[DOCUMENT TEXT]:

☆ ☆ ☆ ☆

Splunk Search

How to combine two sources using common field.

rfernandez2010
New Member

Hi everyone,

I just start using splunk and hit a road block.

Using two sources (Loaninfo and Loanapp), my end goal is to extract the "APPLICATION_DATE" found in Loanapp using the "ACCOUNT_NUMBER" and "APPLICATION_ID" from Loaninfo as references.

index=[test_index] source="*LOANINFO*"  REFERENCE="SPRING SALE 16" OR REFERENCE="SPRING SALE 17"
|dedup ACCOUNT_NUMBER, LOAN_ID
|table ACCOUNT_NUMBER, LOAN_ID, ORIGINAL_BALANCE, LOAN_BALANCE,BUREAU_SCORE_EQUIFAX,PAYMENT_COUNT,PAYMENT_FREQUENCY,PAYMENT_SKIPS,LOAN_PURPOSE,OPEN_DATE,CLOSE_DATE,APPLICATION_DATE,APPLICATION_ID,REFERENCE
|rename LOAN_BALANCE as "CURRENT_BALANCE"
|sort REFERENCE, ACCOUNT_NUMBER

Depending on the manager's response, we might have to search a third source (TRACKINGINFO) to pick up specific detail on the loans like make and model of the car.

My problem right now is not knowing what the syntax to reference two (possibly three) sources using the information found in another source.

Thank you in advance.

"Help Me Splunk Answers, You're my only hope."

0 Karma
1 Solution

DalJeanis
Legend

If you come from a SQL background, then read this one first

https://answers.splunk.com/answers/561130/sql-analogy-for-my-log-search-join-two-tables-wher.html

After that, read these...

https://answers.splunk.com/answers/524250/how-to-search-for-matches-in-two-different-searche.html
https://answers.splunk.com/answers/593621/combine-different-fileds-from-different-events.html#answer...
https://answers.splunk.com/answers/527046/join-data-from-two-indexes.html

Each of those describes very well what you are trying to do, with minor differences in the use case. You should have a really good idea of the correct approach after reading any two of those.

View solution in original post

0 Karma

DalJeanis
Legend

If you come from a SQL background, then read this one first

https://answers.splunk.com/answers/561130/sql-analogy-for-my-log-search-join-two-tables-wher.html

After that, read these...

https://answers.splunk.com/answers/524250/how-to-search-for-matches-in-two-different-searche.html
https://answers.splunk.com/answers/593621/combine-different-fileds-from-different-events.html#answer...
https://answers.splunk.com/answers/527046/join-data-from-two-indexes.html

Each of those describes very well what you are trying to do, with minor differences in the use case. You should have a really good idea of the correct approach after reading any two of those.

0 Karma

rfernandez2010
New Member

Thank you DalJeanis, this helped a lot.

0 Karma

rfernandez2010
New Member

Maybe this can help:

index=[test_index] source="*LOANINFO*"  REFERENCE="SPRING SALE 16" OR REFERENCE="SPRING SALE 17"

☆ ☆ ☆ ☆

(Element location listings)
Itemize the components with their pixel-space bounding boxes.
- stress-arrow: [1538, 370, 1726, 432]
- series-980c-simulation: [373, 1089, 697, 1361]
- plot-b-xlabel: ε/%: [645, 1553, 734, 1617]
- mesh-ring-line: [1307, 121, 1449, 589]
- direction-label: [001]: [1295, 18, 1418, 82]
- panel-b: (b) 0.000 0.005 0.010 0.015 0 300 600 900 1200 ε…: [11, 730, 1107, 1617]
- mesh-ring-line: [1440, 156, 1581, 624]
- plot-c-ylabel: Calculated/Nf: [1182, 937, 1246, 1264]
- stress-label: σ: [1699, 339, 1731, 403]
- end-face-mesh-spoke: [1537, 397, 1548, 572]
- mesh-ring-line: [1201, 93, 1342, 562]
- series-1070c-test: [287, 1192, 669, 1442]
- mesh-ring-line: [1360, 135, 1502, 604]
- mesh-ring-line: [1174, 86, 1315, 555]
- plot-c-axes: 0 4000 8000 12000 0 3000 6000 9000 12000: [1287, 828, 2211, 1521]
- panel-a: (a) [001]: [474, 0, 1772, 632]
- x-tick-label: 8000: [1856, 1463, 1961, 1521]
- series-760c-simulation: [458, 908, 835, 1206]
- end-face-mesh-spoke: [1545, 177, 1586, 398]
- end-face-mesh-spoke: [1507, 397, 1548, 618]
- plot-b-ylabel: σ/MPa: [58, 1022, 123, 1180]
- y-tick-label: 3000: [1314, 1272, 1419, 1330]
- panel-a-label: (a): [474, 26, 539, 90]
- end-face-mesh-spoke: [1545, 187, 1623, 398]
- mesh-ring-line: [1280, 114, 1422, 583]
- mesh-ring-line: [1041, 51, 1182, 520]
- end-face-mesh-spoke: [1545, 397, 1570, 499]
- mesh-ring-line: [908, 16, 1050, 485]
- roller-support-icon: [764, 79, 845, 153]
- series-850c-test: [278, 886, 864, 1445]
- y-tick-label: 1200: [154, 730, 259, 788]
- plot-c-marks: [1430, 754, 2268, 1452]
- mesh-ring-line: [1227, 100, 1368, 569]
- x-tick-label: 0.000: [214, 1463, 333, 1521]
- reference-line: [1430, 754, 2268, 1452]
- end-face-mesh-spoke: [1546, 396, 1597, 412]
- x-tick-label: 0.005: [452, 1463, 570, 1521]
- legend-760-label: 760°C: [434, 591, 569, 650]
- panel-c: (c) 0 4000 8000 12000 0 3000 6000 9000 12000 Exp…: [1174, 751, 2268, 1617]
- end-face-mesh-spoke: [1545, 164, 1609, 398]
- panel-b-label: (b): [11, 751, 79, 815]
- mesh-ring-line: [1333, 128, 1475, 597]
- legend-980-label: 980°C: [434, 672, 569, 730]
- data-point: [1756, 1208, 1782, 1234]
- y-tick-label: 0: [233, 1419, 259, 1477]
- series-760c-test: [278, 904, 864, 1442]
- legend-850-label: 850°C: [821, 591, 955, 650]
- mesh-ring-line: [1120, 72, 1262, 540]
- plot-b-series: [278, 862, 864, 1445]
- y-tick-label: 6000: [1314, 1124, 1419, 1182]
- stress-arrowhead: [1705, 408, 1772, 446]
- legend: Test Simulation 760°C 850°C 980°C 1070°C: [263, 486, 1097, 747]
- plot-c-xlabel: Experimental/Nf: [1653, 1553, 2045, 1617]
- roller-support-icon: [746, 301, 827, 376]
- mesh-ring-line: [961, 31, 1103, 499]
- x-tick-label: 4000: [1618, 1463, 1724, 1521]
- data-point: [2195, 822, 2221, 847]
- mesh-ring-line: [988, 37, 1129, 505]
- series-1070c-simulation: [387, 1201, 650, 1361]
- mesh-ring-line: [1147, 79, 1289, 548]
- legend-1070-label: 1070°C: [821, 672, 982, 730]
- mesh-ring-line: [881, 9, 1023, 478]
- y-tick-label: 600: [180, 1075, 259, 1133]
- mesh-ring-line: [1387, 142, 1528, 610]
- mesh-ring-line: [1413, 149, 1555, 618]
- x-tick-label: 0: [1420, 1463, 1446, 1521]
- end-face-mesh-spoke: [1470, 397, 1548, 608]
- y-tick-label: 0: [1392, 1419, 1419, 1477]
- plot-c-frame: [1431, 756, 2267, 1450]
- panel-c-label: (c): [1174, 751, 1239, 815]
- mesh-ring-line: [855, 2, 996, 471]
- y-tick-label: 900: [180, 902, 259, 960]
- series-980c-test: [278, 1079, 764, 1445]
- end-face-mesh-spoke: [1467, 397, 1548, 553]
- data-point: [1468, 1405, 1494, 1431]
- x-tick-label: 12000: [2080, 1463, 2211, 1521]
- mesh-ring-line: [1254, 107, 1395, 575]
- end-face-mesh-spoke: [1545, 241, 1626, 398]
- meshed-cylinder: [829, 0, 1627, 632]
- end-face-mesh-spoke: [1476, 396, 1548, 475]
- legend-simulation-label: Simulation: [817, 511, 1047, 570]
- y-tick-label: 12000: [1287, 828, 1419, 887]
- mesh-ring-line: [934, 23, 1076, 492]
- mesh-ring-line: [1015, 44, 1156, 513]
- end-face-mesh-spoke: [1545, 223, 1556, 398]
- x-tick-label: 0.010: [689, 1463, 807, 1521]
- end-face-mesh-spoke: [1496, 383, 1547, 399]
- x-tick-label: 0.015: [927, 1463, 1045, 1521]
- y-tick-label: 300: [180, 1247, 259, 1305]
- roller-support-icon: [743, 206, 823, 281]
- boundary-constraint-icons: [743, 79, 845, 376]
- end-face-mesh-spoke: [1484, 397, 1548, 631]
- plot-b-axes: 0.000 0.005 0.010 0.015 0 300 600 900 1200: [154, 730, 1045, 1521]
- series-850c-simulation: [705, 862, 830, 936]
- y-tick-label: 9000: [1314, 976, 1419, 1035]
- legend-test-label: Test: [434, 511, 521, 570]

☆ ☆ ☆ ☆

[WRITTEN TASKS]:
[A] Name every data source that the question in the Splunk thread mentions by name.
[B] Duplicate the listing from its first line up to and including the line with "- plot-c-marks: [1430, 754, 2268, 1452]".
The listing is unrelated to the Splunk thread.

[ANSWERS TO THE TASKS]:
[A] Loaninfo, Loanapp, TRACKINGINFO

[B]
Itemize the components with their pixel-space bounding boxes.
- stress-arrow: [1538, 370, 1726, 432]
- series-980c-simulation: [373, 1089, 697, 1361]
- plot-b-xlabel: ε/%: [645, 1553, 734, 1617]
- mesh-ring-line: [1307, 121, 1449, 589]
- direction-label: [001]: [1295, 18, 1418, 82]
- panel-b: (b) 0.000 0.005 0.010 0.015 0 300 600 900 1200 ε…: [11, 730, 1107, 1617]
- mesh-ring-line: [1440, 156, 1581, 624]
- plot-c-ylabel: Calculated/Nf: [1182, 937, 1246, 1264]
- stress-label: σ: [1699, 339, 1731, 403]
- end-face-mesh-spoke: [1537, 397, 1548, 572]
- mesh-ring-line: [1201, 93, 1342, 562]
- series-1070c-test: [287, 1192, 669, 1442]
- mesh-ring-line: [1360, 135, 1502, 604]
- mesh-ring-line: [1174, 86, 1315, 555]
- plot-c-axes: 0 4000 8000 12000 0 3000 6000 9000 12000: [1287, 828, 2211, 1521]
- panel-a: (a) [001]: [474, 0, 1772, 632]
- x-tick-label: 8000: [1856, 1463, 1961, 1521]
- series-760c-simulation: [458, 908, 835, 1206]
- end-face-mesh-spoke: [1545, 177, 1586, 398]
- end-face-mesh-spoke: [1507, 397, 1548, 618]
- plot-b-ylabel: σ/MPa: [58, 1022, 123, 1180]
- y-tick-label: 3000: [1314, 1272, 1419, 1330]
- panel-a-label: (a): [474, 26, 539, 90]
- end-face-mesh-spoke: [1545, 187, 1623, 398]
- mesh-ring-line: [1280, 114, 1422, 583]
- mesh-ring-line: [1041, 51, 1182, 520]
- end-face-mesh-spoke: [1545, 397, 1570, 499]
- mesh-ring-line: [908, 16, 1050, 485]
- roller-support-icon: [764, 79, 845, 153]
- series-850c-test: [278, 886, 864, 1445]
- y-tick-label: 1200: [154, 730, 259, 788]
- plot-c-marks: [1430, 754, 2268, 1452]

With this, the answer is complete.